Exercise prompt: Extract all lines in the data that contain the word "JSON".

Available records:
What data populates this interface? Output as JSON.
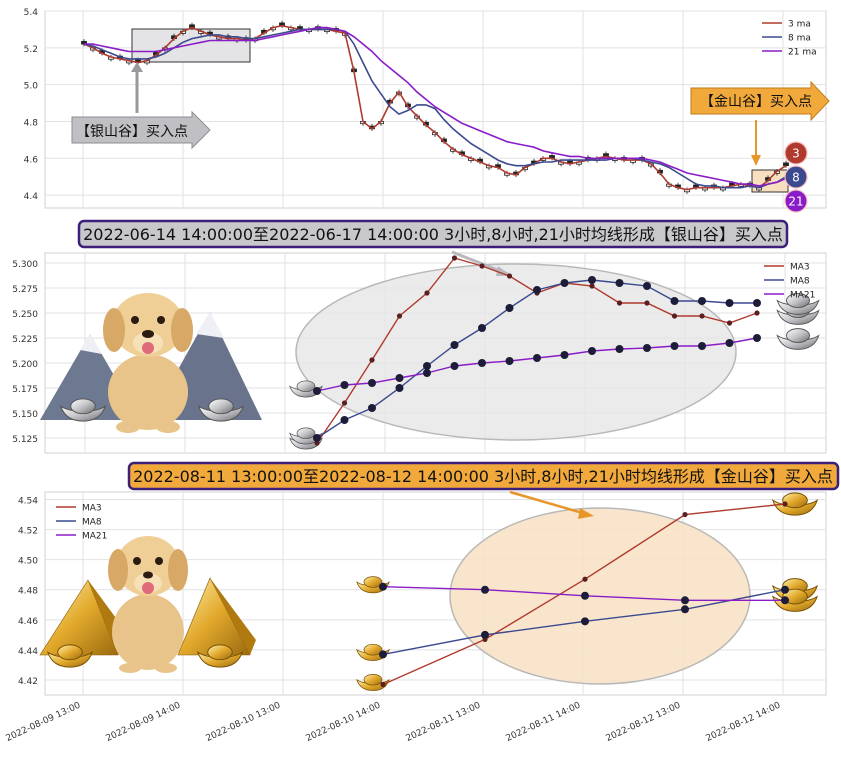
{
  "colors": {
    "ma3": "#b03a2e",
    "ma8": "#3b4a8f",
    "ma21": "#8a1cc7",
    "silver_banner_bg": "#c8c8cc",
    "gold_banner_bg": "#f2a93b",
    "banner_border": "#3b1f78",
    "candle_up": "#ffffff",
    "candle_down": "#222222",
    "highlight_fill": "#e9e9e9",
    "gold_ellipse_fill": "#f7e2c6"
  },
  "icons": [
    "dog-icon",
    "mountain-icon",
    "silver-ingot-icon",
    "gold-pyramid-icon",
    "gold-ingot-icon",
    "arrow-icon"
  ],
  "chart_data": [
    {
      "type": "candlestick",
      "legend": [
        "3 ma",
        "8 ma",
        "21 ma"
      ],
      "legend_position": "top-right",
      "grid": true,
      "ylim": [
        4.33,
        5.4
      ],
      "yticks": [
        "4.4",
        "4.6",
        "4.8",
        "5.0",
        "5.2",
        "5.4"
      ],
      "series": [
        {
          "name": "3 ma",
          "values": [
            5.22,
            5.2,
            5.17,
            5.15,
            5.14,
            5.13,
            5.12,
            5.13,
            5.16,
            5.2,
            5.25,
            5.29,
            5.31,
            5.29,
            5.27,
            5.26,
            5.25,
            5.25,
            5.24,
            5.25,
            5.28,
            5.31,
            5.32,
            5.31,
            5.3,
            5.3,
            5.3,
            5.3,
            5.29,
            5.28,
            5.07,
            4.8,
            4.76,
            4.8,
            4.9,
            4.96,
            4.88,
            4.83,
            4.78,
            4.74,
            4.69,
            4.65,
            4.62,
            4.6,
            4.58,
            4.56,
            4.55,
            4.52,
            4.51,
            4.55,
            4.57,
            4.6,
            4.6,
            4.58,
            4.57,
            4.58,
            4.59,
            4.6,
            4.61,
            4.6,
            4.59,
            4.59,
            4.59,
            4.57,
            4.52,
            4.46,
            4.44,
            4.43,
            4.44,
            4.44,
            4.44,
            4.44,
            4.45,
            4.46,
            4.45,
            4.44,
            4.48,
            4.53,
            4.56
          ]
        },
        {
          "name": "8 ma",
          "values": [
            5.22,
            5.21,
            5.19,
            5.17,
            5.15,
            5.14,
            5.14,
            5.14,
            5.15,
            5.17,
            5.2,
            5.23,
            5.25,
            5.26,
            5.27,
            5.27,
            5.26,
            5.26,
            5.25,
            5.25,
            5.26,
            5.27,
            5.28,
            5.29,
            5.3,
            5.3,
            5.3,
            5.3,
            5.3,
            5.29,
            5.22,
            5.12,
            5.02,
            4.95,
            4.88,
            4.84,
            4.86,
            4.89,
            4.89,
            4.87,
            4.81,
            4.76,
            4.72,
            4.68,
            4.65,
            4.62,
            4.59,
            4.57,
            4.56,
            4.56,
            4.57,
            4.58,
            4.58,
            4.59,
            4.59,
            4.59,
            4.59,
            4.59,
            4.59,
            4.6,
            4.6,
            4.6,
            4.59,
            4.58,
            4.57,
            4.55,
            4.52,
            4.49,
            4.46,
            4.45,
            4.45,
            4.44,
            4.44,
            4.44,
            4.45,
            4.44,
            4.46,
            4.47,
            4.5
          ]
        },
        {
          "name": "21 ma",
          "values": [
            5.22,
            5.22,
            5.21,
            5.2,
            5.19,
            5.18,
            5.18,
            5.18,
            5.18,
            5.19,
            5.2,
            5.21,
            5.22,
            5.23,
            5.24,
            5.24,
            5.24,
            5.24,
            5.24,
            5.24,
            5.25,
            5.26,
            5.27,
            5.28,
            5.29,
            5.3,
            5.31,
            5.31,
            5.3,
            5.29,
            5.26,
            5.22,
            5.18,
            5.13,
            5.09,
            5.05,
            5.01,
            4.96,
            4.92,
            4.88,
            4.85,
            4.82,
            4.79,
            4.77,
            4.75,
            4.73,
            4.71,
            4.69,
            4.68,
            4.67,
            4.66,
            4.64,
            4.63,
            4.62,
            4.61,
            4.61,
            4.6,
            4.6,
            4.6,
            4.6,
            4.6,
            4.6,
            4.6,
            4.59,
            4.58,
            4.56,
            4.54,
            4.52,
            4.51,
            4.5,
            4.49,
            4.48,
            4.47,
            4.46,
            4.46,
            4.45,
            4.46,
            4.47,
            4.49
          ]
        }
      ],
      "annotations": [
        {
          "label": "【银山谷】买入点"
        },
        {
          "label": "【金山谷】买入点"
        }
      ],
      "end_markers": [
        "3",
        "8",
        "21"
      ]
    },
    {
      "type": "line",
      "banner": "2022-06-14 14:00:00至2022-06-17 14:00:00 3小时,8小时,21小时均线形成【银山谷】买入点",
      "legend": [
        "MA3",
        "MA8",
        "MA21"
      ],
      "legend_position": "top-right",
      "grid": true,
      "ylim": [
        5.11,
        5.31
      ],
      "yticks": [
        "5.125",
        "5.150",
        "5.175",
        "5.200",
        "5.225",
        "5.250",
        "5.275",
        "5.300"
      ],
      "series": [
        {
          "name": "MA3",
          "values": [
            5.12,
            5.16,
            5.203,
            5.247,
            5.27,
            5.305,
            5.297,
            5.287,
            5.27,
            5.28,
            5.277,
            5.26,
            5.26,
            5.247,
            5.247,
            5.24,
            5.25
          ]
        },
        {
          "name": "MA8",
          "values": [
            5.125,
            5.143,
            5.155,
            5.175,
            5.197,
            5.218,
            5.235,
            5.255,
            5.273,
            5.28,
            5.283,
            5.28,
            5.277,
            5.262,
            5.262,
            5.26,
            5.26
          ]
        },
        {
          "name": "MA21",
          "values": [
            5.172,
            5.178,
            5.18,
            5.185,
            5.19,
            5.197,
            5.2,
            5.202,
            5.205,
            5.208,
            5.212,
            5.214,
            5.215,
            5.217,
            5.217,
            5.22,
            5.225
          ]
        }
      ]
    },
    {
      "type": "line",
      "banner": "2022-08-11 13:00:00至2022-08-12 14:00:00 3小时,8小时,21小时均线形成【金山谷】买入点",
      "legend": [
        "MA3",
        "MA8",
        "MA21"
      ],
      "legend_position": "top-left",
      "grid": true,
      "ylim": [
        4.41,
        4.545
      ],
      "yticks": [
        "4.42",
        "4.44",
        "4.46",
        "4.48",
        "4.50",
        "4.52",
        "4.54"
      ],
      "x": [
        "2022-08-10 14:00",
        "2022-08-11 13:00",
        "2022-08-11 14:00",
        "2022-08-12 13:00",
        "2022-08-12 14:00"
      ],
      "xticks": [
        "2022-08-09 13:00",
        "2022-08-09 14:00",
        "2022-08-10 13:00",
        "2022-08-10 14:00",
        "2022-08-11 13:00",
        "2022-08-11 14:00",
        "2022-08-12 13:00",
        "2022-08-12 14:00"
      ],
      "series": [
        {
          "name": "MA3",
          "values": [
            4.417,
            4.447,
            4.487,
            4.53,
            4.537
          ]
        },
        {
          "name": "MA8",
          "values": [
            4.437,
            4.45,
            4.459,
            4.467,
            4.48
          ]
        },
        {
          "name": "MA21",
          "values": [
            4.482,
            4.48,
            4.476,
            4.473,
            4.473
          ]
        }
      ]
    }
  ]
}
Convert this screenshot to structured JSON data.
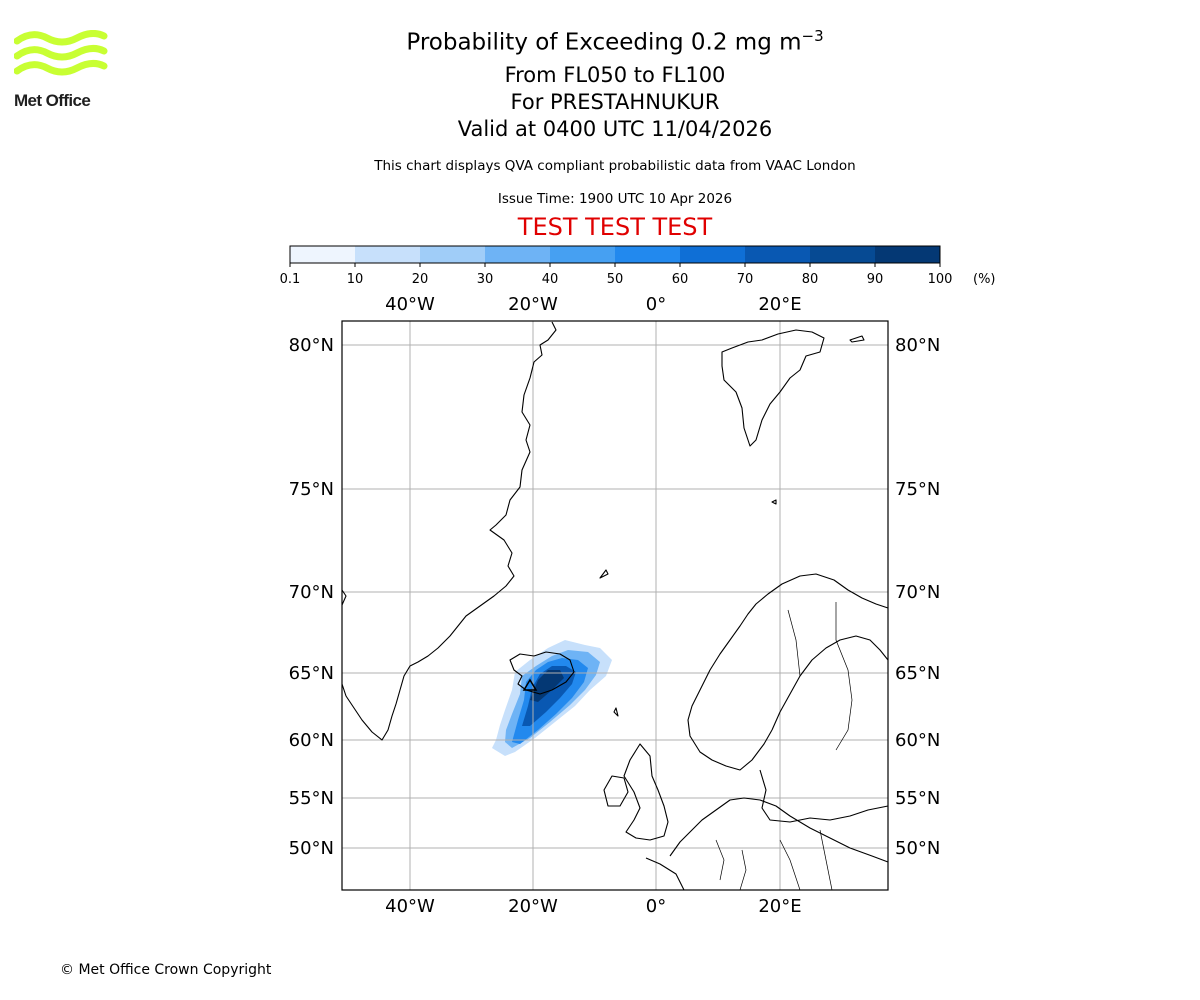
{
  "logo": {
    "text": "Met Office",
    "wave_color": "#c8ff33"
  },
  "title": {
    "line1": "Probability of Exceeding 0.2 mg m",
    "line1_exponent": "−3",
    "line2": "From FL050 to FL100",
    "line3": "For PRESTAHNUKUR",
    "line4": "Valid at 0400 UTC 11/04/2026"
  },
  "subtitle": "This chart displays QVA compliant probabilistic data from VAAC London",
  "issue_time": "Issue Time: 1900 UTC 10 Apr 2026",
  "test_banner": "TEST TEST TEST",
  "colorbar": {
    "tick_labels": [
      "0.1",
      "10",
      "20",
      "30",
      "40",
      "50",
      "60",
      "70",
      "80",
      "90",
      "100"
    ],
    "unit": "(%)",
    "colors": [
      "#eef5fe",
      "#c7e0fb",
      "#a0cdf8",
      "#6eb3f5",
      "#46a0f2",
      "#2289ee",
      "#0f6fd6",
      "#0958b2",
      "#064a93",
      "#043874"
    ]
  },
  "map": {
    "lon_labels_top": [
      "40°W",
      "20°W",
      "0°",
      "20°E"
    ],
    "lon_labels_bottom": [
      "40°W",
      "20°W",
      "0°",
      "20°E"
    ],
    "lat_labels_left": [
      "80°N",
      "75°N",
      "70°N",
      "65°N",
      "60°N",
      "55°N",
      "50°N"
    ],
    "lat_labels_right": [
      "80°N",
      "75°N",
      "70°N",
      "65°N",
      "60°N",
      "55°N",
      "50°N"
    ],
    "volcano_marker": "triangle"
  },
  "copyright": "© Met Office Crown Copyright"
}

Output of the exercise:
What data populates this interface? Output as JSON.
Convert this screenshot to structured JSON data.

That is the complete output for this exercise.